— START Provided records —

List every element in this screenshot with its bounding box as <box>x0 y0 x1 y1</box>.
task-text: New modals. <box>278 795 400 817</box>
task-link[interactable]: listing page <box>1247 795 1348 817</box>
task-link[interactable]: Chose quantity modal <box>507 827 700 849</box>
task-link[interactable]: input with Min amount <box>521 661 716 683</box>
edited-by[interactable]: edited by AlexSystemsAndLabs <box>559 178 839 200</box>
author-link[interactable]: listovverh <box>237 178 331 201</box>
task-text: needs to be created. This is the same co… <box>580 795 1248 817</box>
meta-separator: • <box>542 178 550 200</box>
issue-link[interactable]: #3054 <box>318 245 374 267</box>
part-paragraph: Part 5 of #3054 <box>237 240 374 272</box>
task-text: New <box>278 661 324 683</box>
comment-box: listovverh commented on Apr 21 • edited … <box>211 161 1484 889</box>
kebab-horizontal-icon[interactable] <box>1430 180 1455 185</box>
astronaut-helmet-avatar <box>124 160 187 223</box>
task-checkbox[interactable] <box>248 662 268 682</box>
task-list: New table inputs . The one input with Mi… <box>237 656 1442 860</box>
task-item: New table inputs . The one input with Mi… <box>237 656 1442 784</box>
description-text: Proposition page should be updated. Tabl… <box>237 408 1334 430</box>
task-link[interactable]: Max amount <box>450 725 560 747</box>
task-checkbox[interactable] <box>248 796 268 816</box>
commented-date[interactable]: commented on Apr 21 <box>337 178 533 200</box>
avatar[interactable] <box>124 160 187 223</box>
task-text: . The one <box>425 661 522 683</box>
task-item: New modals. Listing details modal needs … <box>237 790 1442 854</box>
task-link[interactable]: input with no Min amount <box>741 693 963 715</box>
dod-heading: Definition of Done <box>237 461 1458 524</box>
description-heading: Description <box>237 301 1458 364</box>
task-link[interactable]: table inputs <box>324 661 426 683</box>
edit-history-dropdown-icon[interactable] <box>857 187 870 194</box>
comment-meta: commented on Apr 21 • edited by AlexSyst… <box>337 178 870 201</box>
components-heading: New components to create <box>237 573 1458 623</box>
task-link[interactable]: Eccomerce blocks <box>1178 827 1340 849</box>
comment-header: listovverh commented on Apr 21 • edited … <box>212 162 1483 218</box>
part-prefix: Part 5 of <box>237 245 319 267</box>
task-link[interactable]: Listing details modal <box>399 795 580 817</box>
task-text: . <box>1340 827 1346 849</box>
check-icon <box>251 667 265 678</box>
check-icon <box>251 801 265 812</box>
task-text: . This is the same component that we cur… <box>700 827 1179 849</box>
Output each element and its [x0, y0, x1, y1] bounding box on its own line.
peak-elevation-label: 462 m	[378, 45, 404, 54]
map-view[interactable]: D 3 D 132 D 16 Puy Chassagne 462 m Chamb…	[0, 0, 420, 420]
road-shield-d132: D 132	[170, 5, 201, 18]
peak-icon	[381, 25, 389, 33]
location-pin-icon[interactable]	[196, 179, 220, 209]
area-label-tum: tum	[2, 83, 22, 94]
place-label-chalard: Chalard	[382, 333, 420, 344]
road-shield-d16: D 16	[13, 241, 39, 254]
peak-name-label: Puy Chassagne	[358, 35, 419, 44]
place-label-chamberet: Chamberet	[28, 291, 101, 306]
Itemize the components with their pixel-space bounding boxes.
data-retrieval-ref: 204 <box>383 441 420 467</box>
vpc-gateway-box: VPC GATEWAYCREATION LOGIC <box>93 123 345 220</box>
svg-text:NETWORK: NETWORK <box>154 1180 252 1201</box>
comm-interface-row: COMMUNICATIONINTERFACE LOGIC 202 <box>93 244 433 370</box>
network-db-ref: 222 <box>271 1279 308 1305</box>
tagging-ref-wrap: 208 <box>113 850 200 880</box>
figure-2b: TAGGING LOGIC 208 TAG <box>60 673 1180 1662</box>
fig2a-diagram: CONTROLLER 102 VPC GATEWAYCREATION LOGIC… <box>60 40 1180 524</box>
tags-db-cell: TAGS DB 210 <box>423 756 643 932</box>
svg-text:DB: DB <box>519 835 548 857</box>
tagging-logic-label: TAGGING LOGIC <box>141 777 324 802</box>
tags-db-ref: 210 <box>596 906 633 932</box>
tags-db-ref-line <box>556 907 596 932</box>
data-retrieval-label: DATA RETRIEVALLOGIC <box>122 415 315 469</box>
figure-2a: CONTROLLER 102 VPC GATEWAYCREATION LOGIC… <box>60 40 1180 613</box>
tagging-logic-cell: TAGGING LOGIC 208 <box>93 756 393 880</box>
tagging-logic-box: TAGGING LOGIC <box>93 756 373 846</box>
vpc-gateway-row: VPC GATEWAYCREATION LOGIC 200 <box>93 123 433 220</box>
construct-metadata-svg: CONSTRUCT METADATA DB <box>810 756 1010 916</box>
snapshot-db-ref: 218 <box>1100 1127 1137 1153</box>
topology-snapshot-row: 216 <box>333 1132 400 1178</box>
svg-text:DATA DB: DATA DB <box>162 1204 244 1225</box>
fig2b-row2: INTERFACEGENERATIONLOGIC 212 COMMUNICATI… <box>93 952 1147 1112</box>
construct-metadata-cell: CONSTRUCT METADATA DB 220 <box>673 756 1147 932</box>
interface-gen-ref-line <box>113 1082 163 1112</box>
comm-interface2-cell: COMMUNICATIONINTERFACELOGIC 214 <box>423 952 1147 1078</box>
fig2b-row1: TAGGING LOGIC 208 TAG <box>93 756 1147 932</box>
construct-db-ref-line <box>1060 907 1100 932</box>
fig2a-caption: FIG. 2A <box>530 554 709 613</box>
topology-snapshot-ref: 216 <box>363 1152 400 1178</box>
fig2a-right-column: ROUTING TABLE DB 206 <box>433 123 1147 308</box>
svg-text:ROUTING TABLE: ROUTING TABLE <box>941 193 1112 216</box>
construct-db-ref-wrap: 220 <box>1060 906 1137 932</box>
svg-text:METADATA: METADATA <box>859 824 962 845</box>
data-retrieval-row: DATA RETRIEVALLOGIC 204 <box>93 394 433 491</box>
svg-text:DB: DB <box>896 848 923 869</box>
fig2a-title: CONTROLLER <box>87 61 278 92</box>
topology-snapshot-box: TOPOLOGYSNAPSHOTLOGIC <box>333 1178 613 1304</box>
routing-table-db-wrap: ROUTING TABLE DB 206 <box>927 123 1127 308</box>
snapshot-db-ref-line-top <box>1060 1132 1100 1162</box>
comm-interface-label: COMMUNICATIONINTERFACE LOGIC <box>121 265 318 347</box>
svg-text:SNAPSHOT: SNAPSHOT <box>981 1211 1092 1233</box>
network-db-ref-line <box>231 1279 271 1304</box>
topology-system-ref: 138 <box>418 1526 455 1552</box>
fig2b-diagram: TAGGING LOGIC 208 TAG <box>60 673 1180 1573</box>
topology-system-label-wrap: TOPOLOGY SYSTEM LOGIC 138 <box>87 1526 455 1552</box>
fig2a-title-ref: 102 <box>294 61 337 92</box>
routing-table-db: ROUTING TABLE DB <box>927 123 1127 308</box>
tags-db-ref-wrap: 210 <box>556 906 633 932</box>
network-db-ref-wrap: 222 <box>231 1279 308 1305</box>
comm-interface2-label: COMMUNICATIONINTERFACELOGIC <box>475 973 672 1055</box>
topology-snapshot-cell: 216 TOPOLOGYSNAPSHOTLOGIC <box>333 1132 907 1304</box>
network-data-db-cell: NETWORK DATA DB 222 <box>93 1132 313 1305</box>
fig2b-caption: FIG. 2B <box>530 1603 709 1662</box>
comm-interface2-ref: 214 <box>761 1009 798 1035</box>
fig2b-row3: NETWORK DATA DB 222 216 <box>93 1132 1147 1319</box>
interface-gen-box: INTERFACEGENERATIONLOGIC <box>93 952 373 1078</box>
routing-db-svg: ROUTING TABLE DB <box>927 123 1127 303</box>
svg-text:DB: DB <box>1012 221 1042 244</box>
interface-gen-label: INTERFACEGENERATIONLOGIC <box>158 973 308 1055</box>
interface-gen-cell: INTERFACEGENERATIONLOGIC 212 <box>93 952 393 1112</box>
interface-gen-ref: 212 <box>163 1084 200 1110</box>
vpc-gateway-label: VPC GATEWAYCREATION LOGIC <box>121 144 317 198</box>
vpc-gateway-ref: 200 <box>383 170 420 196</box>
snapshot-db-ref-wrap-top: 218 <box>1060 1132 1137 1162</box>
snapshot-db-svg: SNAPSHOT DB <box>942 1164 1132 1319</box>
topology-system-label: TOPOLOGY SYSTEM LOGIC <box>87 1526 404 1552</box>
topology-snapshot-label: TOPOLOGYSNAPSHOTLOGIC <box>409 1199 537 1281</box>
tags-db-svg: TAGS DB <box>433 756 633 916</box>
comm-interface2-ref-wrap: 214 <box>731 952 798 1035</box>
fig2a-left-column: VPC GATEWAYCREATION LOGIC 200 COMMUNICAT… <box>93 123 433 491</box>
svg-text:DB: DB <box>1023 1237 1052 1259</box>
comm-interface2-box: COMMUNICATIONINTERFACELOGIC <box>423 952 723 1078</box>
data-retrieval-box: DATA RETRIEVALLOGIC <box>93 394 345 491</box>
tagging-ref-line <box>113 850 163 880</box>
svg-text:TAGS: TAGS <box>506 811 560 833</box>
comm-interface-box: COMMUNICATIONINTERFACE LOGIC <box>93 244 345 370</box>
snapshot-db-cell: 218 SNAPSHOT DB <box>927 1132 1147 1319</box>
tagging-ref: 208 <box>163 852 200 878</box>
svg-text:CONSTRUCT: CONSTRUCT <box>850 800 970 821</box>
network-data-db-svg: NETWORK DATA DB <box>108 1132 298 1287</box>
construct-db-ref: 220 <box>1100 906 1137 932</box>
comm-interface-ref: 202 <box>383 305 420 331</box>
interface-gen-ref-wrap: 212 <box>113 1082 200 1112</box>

— END Provided records —

Reproduce the items verbatim, from the first line through the line that contains "components-heading: New components", including both of those lines.

List every element in this screenshot with its bounding box as <box>x0 y0 x1 y1</box>.
task-text: New modals. <box>278 795 400 817</box>
task-link[interactable]: listing page <box>1247 795 1348 817</box>
task-link[interactable]: Chose quantity modal <box>507 827 700 849</box>
task-link[interactable]: input with Min amount <box>521 661 716 683</box>
edited-by[interactable]: edited by AlexSystemsAndLabs <box>559 178 839 200</box>
author-link[interactable]: listovverh <box>237 178 331 201</box>
task-text: needs to be created. This is the same co… <box>580 795 1248 817</box>
meta-separator: • <box>542 178 550 200</box>
issue-link[interactable]: #3054 <box>318 245 374 267</box>
part-paragraph: Part 5 of #3054 <box>237 240 374 272</box>
task-text: New <box>278 661 324 683</box>
comment-box: listovverh commented on Apr 21 • edited … <box>211 161 1484 889</box>
kebab-horizontal-icon[interactable] <box>1430 180 1455 185</box>
astronaut-helmet-avatar <box>124 160 187 223</box>
task-checkbox[interactable] <box>248 662 268 682</box>
task-list: New table inputs . The one input with Mi… <box>237 656 1442 860</box>
task-item: New table inputs . The one input with Mi… <box>237 656 1442 784</box>
description-text: Proposition page should be updated. Tabl… <box>237 408 1334 430</box>
task-link[interactable]: Max amount <box>450 725 560 747</box>
task-checkbox[interactable] <box>248 796 268 816</box>
commented-date[interactable]: commented on Apr 21 <box>337 178 533 200</box>
avatar[interactable] <box>124 160 187 223</box>
task-text: . The one <box>425 661 522 683</box>
task-item: New modals. Listing details modal needs … <box>237 790 1442 854</box>
task-link[interactable]: input with no Min amount <box>741 693 963 715</box>
dod-heading: Definition of Done <box>237 461 1458 524</box>
description-heading: Description <box>237 301 1458 364</box>
task-link[interactable]: table inputs <box>324 661 426 683</box>
edit-history-dropdown-icon[interactable] <box>857 187 870 194</box>
comment-meta: commented on Apr 21 • edited by AlexSyst… <box>337 178 870 201</box>
components-heading: New components to create <box>237 573 1458 623</box>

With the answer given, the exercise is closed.